--- begin ---
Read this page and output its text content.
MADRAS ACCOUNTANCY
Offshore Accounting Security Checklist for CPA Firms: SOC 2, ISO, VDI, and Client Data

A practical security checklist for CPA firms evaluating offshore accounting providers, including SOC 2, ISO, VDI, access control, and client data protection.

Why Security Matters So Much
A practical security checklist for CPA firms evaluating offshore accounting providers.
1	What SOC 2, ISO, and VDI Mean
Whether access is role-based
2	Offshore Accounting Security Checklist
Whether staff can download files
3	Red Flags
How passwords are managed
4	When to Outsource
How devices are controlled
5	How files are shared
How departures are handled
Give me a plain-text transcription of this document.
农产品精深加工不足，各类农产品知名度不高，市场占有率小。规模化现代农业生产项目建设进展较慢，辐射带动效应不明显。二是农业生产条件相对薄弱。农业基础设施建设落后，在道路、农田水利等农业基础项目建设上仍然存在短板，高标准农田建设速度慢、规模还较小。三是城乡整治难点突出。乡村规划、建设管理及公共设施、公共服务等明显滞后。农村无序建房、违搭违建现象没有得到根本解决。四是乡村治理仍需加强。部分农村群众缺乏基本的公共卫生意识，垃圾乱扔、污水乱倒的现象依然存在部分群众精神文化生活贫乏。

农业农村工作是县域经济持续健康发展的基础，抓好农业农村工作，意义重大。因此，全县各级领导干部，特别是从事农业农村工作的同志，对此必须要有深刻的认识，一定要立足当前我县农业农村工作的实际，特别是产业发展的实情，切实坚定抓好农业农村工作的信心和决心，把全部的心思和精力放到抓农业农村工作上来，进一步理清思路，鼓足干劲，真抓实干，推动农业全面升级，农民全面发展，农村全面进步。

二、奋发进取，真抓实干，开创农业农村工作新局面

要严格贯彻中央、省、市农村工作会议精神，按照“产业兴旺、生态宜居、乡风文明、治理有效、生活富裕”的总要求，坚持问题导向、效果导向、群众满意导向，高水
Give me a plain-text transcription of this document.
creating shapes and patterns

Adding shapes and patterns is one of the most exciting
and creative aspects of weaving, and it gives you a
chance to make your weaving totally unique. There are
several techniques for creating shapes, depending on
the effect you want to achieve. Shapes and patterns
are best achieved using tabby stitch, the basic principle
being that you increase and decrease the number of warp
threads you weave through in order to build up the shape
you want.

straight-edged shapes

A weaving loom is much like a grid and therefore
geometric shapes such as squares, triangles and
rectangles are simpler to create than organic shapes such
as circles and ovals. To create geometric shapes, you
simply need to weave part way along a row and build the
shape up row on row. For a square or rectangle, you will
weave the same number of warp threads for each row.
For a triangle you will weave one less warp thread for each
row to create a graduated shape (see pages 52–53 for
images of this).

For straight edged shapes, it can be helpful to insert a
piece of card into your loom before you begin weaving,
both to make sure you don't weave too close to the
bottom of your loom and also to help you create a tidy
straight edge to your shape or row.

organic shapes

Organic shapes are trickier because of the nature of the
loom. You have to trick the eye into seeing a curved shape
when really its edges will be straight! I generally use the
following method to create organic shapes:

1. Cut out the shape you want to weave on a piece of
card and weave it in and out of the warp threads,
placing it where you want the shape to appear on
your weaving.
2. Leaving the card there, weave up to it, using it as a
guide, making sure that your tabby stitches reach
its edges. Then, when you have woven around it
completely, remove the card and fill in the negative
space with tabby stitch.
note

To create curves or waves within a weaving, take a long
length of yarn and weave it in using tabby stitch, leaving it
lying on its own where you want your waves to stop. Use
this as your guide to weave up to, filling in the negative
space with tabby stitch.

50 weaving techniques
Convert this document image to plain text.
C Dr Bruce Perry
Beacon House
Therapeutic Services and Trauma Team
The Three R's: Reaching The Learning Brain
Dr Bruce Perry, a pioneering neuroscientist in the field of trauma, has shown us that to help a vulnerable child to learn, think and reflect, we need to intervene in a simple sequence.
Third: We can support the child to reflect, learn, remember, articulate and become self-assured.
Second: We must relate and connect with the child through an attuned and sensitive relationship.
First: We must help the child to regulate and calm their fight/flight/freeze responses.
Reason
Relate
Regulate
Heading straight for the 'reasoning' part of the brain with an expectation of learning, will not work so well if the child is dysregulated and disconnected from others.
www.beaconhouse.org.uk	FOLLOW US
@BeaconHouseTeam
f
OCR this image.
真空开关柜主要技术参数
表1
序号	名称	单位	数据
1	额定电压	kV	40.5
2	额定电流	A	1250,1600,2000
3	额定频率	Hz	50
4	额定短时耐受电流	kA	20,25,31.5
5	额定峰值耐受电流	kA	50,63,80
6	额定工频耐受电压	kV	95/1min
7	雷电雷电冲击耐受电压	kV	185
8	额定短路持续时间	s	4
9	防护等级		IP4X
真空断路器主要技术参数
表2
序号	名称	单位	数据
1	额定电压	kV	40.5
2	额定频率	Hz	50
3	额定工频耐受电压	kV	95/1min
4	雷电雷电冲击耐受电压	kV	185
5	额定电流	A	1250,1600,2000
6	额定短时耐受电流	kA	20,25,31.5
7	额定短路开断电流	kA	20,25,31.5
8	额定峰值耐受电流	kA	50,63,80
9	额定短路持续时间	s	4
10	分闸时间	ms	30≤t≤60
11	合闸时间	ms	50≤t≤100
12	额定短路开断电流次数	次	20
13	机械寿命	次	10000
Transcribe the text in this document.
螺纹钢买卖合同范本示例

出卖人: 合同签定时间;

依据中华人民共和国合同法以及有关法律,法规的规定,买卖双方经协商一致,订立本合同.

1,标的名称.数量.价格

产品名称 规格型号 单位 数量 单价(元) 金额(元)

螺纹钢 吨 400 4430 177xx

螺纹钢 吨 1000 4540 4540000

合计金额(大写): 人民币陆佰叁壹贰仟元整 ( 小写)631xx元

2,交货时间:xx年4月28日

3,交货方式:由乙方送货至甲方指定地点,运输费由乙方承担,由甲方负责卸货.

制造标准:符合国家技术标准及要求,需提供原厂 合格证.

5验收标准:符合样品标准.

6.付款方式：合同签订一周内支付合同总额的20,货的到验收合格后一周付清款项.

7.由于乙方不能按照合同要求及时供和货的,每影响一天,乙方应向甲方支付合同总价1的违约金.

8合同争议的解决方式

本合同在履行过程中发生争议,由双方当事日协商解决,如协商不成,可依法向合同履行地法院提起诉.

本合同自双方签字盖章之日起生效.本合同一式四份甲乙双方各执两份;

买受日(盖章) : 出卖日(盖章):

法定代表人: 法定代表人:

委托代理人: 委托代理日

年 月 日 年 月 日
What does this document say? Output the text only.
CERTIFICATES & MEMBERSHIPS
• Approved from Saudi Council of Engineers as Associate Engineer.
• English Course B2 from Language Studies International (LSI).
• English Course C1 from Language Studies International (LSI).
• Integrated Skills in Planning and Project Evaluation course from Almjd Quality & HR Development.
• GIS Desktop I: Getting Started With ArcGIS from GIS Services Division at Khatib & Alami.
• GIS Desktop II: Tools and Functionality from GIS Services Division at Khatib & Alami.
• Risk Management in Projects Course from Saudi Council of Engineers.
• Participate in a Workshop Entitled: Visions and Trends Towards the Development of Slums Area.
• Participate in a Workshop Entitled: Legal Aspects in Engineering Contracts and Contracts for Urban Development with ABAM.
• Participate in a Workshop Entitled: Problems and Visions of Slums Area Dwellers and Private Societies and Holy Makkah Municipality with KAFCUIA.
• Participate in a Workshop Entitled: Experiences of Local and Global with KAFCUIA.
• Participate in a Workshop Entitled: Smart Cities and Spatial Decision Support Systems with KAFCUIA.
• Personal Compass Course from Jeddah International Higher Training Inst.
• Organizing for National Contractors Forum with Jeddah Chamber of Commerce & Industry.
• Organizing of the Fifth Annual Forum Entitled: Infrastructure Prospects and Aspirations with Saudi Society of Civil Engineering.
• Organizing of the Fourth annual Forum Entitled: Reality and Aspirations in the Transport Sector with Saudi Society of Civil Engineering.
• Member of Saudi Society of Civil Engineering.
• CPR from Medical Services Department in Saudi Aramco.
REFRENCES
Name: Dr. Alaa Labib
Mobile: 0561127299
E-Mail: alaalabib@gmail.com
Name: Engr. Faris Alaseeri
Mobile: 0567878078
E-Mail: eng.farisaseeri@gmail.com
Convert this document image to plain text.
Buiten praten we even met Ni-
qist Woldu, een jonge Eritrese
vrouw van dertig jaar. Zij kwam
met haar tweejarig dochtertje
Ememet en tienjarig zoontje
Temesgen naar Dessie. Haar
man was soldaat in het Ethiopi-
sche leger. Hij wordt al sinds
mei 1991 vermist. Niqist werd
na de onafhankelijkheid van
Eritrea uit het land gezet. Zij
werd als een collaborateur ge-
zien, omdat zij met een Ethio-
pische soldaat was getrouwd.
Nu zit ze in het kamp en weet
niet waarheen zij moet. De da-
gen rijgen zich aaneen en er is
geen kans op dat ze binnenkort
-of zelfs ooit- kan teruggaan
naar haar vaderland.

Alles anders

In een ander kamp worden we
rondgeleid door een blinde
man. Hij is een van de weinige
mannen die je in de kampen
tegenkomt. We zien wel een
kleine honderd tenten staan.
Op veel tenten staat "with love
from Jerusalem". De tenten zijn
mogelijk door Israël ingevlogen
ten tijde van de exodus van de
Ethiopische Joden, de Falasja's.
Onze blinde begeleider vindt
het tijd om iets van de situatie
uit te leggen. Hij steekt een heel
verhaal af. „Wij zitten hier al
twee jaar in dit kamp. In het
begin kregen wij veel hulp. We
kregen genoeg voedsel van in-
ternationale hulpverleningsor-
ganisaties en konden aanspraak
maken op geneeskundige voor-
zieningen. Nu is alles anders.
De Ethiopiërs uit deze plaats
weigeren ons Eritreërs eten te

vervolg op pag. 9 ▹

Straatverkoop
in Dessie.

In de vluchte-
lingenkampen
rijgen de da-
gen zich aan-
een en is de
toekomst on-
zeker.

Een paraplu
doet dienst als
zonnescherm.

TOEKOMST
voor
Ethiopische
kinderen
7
--- end ---
» **Given instruction**
Work through the records above line by line and count those that hold the string "Ethiopische". Give only the result.

» **Task answer**
2